Exercise materials:
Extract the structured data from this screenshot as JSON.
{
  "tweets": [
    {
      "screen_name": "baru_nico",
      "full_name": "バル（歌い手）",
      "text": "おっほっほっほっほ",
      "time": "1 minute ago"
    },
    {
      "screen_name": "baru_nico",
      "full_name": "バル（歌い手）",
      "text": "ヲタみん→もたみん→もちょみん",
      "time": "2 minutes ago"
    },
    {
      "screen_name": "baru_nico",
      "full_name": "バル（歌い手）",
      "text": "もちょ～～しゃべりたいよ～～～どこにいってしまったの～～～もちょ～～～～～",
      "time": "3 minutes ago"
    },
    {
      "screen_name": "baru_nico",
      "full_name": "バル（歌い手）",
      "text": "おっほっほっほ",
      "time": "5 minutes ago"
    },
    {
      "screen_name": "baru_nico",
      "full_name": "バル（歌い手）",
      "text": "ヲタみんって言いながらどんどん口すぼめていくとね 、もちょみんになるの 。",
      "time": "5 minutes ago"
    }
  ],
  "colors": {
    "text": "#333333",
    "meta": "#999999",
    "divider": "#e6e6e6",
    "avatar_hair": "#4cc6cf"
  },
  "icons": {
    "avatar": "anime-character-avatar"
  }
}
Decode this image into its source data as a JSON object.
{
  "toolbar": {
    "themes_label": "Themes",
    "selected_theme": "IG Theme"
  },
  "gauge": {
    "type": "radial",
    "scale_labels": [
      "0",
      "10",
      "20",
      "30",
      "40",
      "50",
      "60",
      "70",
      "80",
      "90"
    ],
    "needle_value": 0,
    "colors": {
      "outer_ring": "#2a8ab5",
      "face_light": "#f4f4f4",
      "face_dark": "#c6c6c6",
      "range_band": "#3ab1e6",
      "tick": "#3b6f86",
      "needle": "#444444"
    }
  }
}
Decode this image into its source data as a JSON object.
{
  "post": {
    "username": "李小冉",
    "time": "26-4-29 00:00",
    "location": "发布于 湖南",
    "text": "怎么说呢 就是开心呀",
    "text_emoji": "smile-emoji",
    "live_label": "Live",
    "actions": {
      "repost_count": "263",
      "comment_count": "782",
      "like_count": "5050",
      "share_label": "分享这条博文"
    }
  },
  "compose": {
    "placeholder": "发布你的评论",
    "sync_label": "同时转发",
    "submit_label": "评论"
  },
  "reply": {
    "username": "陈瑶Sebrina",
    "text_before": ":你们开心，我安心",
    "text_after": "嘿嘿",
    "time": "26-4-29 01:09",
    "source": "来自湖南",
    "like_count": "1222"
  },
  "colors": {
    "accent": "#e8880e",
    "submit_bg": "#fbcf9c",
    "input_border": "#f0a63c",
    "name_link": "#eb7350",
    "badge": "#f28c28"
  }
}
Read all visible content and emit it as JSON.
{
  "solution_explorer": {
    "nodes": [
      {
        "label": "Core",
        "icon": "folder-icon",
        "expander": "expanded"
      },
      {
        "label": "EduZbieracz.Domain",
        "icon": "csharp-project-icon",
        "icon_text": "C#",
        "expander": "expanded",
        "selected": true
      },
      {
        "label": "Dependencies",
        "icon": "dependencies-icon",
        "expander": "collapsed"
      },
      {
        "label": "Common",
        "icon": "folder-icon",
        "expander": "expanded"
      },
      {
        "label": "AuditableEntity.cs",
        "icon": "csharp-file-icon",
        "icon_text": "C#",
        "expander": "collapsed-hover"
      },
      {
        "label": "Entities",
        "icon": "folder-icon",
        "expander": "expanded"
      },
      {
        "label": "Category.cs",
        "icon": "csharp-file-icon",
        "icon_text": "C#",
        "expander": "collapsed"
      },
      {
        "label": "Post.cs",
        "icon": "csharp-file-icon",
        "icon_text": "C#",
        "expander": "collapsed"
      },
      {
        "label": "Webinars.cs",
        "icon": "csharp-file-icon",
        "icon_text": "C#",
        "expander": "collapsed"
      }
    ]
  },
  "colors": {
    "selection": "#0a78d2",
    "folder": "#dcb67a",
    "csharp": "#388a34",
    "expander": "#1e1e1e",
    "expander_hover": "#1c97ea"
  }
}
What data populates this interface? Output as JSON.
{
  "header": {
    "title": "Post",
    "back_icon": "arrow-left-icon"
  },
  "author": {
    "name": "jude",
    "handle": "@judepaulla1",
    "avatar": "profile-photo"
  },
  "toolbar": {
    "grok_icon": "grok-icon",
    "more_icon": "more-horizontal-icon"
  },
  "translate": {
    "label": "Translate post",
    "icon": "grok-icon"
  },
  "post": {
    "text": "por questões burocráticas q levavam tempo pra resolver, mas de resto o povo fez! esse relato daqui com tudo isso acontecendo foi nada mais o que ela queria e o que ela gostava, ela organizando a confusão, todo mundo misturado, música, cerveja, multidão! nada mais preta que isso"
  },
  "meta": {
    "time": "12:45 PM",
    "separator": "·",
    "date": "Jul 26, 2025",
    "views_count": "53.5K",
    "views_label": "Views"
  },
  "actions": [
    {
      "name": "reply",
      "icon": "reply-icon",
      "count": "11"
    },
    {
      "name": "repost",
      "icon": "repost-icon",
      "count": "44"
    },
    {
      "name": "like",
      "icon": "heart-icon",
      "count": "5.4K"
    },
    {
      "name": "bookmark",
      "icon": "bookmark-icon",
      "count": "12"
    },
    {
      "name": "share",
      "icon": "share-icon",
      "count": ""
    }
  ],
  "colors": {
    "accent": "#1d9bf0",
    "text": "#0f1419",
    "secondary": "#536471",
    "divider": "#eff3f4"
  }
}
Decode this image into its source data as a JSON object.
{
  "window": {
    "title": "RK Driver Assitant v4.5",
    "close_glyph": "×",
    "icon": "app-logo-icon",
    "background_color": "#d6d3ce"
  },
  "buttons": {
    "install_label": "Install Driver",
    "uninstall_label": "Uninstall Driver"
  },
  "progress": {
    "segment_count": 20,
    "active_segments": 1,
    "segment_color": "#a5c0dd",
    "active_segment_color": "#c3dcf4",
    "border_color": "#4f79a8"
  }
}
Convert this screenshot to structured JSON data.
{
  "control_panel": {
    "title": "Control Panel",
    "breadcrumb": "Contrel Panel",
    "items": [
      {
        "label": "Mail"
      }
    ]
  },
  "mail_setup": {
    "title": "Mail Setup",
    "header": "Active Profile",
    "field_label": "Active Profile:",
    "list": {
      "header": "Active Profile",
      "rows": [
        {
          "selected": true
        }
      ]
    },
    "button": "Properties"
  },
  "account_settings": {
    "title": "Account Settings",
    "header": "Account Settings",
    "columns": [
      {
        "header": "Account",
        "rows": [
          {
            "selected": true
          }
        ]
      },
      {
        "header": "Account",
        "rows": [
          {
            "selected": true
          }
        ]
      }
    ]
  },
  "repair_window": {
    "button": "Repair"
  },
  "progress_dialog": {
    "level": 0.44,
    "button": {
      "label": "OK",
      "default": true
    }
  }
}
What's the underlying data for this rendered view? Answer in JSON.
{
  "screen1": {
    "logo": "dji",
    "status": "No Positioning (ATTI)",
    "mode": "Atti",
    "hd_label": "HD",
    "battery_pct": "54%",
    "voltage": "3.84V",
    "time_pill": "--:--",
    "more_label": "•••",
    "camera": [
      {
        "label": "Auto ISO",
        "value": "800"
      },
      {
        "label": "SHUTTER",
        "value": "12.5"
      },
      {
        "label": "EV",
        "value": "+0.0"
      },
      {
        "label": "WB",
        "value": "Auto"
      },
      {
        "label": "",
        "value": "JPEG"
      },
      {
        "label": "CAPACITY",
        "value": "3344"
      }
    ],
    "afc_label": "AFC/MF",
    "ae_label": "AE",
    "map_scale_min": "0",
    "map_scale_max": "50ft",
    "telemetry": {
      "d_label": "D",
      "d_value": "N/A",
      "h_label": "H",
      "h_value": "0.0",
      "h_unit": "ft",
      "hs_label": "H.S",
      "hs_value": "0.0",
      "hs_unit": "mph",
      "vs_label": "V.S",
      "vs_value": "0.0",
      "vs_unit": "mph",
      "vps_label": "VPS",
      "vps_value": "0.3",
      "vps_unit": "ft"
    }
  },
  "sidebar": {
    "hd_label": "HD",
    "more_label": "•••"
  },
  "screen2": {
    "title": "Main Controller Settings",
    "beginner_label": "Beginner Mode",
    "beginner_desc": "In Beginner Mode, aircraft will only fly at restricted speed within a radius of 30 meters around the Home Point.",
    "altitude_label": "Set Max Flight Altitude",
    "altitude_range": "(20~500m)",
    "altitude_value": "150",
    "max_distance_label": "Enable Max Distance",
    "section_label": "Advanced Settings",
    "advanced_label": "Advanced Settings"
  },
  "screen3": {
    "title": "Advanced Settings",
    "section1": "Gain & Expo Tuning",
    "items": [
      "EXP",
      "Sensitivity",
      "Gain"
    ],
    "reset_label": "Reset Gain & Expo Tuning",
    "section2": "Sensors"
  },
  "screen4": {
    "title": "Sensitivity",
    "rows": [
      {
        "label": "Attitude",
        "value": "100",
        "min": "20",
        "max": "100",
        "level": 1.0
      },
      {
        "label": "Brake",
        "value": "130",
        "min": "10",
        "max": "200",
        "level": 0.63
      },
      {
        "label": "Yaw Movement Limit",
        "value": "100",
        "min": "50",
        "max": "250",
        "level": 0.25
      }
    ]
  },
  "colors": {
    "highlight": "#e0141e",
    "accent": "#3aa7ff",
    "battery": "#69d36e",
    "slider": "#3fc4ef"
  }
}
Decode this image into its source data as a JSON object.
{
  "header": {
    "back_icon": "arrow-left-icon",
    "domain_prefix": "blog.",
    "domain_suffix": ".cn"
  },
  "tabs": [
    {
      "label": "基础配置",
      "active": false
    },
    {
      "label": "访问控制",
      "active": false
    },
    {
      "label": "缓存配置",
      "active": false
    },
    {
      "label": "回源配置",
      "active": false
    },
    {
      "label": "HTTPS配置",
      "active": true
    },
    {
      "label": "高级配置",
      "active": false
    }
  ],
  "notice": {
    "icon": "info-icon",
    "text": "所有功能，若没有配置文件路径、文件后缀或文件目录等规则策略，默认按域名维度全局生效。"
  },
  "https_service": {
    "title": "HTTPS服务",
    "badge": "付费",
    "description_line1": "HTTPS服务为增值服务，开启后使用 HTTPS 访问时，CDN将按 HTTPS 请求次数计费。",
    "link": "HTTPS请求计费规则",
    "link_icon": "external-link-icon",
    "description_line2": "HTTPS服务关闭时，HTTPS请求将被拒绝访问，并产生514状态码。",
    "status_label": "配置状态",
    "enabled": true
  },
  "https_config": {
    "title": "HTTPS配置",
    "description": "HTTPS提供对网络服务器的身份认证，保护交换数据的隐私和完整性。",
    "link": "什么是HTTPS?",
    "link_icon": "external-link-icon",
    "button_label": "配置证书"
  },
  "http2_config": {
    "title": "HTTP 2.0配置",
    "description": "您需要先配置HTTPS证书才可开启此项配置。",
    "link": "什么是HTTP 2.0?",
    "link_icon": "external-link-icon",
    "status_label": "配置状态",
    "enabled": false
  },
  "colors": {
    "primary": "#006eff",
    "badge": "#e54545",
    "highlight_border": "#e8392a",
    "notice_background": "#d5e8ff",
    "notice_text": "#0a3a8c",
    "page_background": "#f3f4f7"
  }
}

Your task: Show every line from the listing above in which the string "level" appears.

Solution to the problem:
    "level": 0.44,
        "level": 1.0
        "level": 0.63
        "level": 0.25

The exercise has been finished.